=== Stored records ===
╔══
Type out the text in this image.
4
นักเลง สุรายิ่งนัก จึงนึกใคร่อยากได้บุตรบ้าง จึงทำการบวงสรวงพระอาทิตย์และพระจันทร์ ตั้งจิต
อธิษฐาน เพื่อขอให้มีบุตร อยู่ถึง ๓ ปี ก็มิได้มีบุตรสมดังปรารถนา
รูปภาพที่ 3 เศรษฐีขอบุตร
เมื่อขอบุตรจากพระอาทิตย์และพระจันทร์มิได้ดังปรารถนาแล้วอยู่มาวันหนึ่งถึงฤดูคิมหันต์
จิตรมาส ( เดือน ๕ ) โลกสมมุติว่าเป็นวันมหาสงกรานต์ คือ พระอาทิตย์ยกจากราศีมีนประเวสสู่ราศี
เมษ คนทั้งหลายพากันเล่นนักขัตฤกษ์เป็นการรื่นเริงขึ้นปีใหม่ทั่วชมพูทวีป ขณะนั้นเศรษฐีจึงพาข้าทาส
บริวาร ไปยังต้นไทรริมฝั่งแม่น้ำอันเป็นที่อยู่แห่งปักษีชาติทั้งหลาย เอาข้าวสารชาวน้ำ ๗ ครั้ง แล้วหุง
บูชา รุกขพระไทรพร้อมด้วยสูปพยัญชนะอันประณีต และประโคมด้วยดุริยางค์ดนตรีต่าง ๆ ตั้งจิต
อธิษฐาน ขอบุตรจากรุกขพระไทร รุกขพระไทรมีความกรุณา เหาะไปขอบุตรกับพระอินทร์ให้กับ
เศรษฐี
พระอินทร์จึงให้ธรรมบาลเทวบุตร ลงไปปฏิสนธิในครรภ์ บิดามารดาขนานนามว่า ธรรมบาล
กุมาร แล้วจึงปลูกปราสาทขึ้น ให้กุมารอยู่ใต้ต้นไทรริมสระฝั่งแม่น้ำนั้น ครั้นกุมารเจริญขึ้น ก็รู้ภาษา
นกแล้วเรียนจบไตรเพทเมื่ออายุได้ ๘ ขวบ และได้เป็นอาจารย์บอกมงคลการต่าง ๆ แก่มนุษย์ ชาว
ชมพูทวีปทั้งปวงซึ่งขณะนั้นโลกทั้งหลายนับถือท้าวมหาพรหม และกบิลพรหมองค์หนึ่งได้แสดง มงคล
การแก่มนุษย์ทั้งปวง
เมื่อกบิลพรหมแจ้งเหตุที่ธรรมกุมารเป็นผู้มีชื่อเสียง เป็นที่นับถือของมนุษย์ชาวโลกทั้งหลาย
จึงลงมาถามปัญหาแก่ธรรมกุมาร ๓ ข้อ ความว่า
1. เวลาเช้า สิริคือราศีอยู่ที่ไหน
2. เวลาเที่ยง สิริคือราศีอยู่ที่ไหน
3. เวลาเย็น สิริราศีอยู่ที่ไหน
╚══
=== What to produce ===
All of the entries should be written out again exactly.

=== Written response ===
Type out the text in this image.
4
นักเลง สุรายิ่งนัก จึงนึกใคร่อยากได้บุตรบ้าง จึงทำการบวงสรวงพระอาทิตย์และพระจันทร์ ตั้งจิต
อธิษฐาน เพื่อขอให้มีบุตร อยู่ถึง ๓ ปี ก็มิได้มีบุตรสมดังปรารถนา
รูปภาพที่ 3 เศรษฐีขอบุตร
เมื่อขอบุตรจากพระอาทิตย์และพระจันทร์มิได้ดังปรารถนาแล้วอยู่มาวันหนึ่งถึงฤดูคิมหันต์
จิตรมาส ( เดือน ๕ ) โลกสมมุติว่าเป็นวันมหาสงกรานต์ คือ พระอาทิตย์ยกจากราศีมีนประเวสสู่ราศี
เมษ คนทั้งหลายพากันเล่นนักขัตฤกษ์เป็นการรื่นเริงขึ้นปีใหม่ทั่วชมพูทวีป ขณะนั้นเศรษฐีจึงพาข้าทาส
บริวาร ไปยังต้นไทรริมฝั่งแม่น้ำอันเป็นที่อยู่แห่งปักษีชาติทั้งหลาย เอาข้าวสารชาวน้ำ ๗ ครั้ง แล้วหุง
บูชา รุกขพระไทรพร้อมด้วยสูปพยัญชนะอันประณีต และประโคมด้วยดุริยางค์ดนตรีต่าง ๆ ตั้งจิต
อธิษฐาน ขอบุตรจากรุกขพระไทร รุกขพระไทรมีความกรุณา เหาะไปขอบุตรกับพระอินทร์ให้กับ
เศรษฐี
พระอินทร์จึงให้ธรรมบาลเทวบุตร ลงไปปฏิสนธิในครรภ์ บิดามารดาขนานนามว่า ธรรมบาล
กุมาร แล้วจึงปลูกปราสาทขึ้น ให้กุมารอยู่ใต้ต้นไทรริมสระฝั่งแม่น้ำนั้น ครั้นกุมารเจริญขึ้น ก็รู้ภาษา
นกแล้วเรียนจบไตรเพทเมื่ออายุได้ ๘ ขวบ และได้เป็นอาจารย์บอกมงคลการต่าง ๆ แก่มนุษย์ ชาว
ชมพูทวีปทั้งปวงซึ่งขณะนั้นโลกทั้งหลายนับถือท้าวมหาพรหม และกบิลพรหมองค์หนึ่งได้แสดง มงคล
การแก่มนุษย์ทั้งปวง
เมื่อกบิลพรหมแจ้งเหตุที่ธรรมกุมารเป็นผู้มีชื่อเสียง เป็นที่นับถือของมนุษย์ชาวโลกทั้งหลาย
จึงลงมาถามปัญหาแก่ธรรมกุมาร ๓ ข้อ ความว่า
1. เวลาเช้า สิริคือราศีอยู่ที่ไหน
2. เวลาเที่ยง สิริคือราศีอยู่ที่ไหน
3. เวลาเย็น สิริราศีอยู่ที่ไหน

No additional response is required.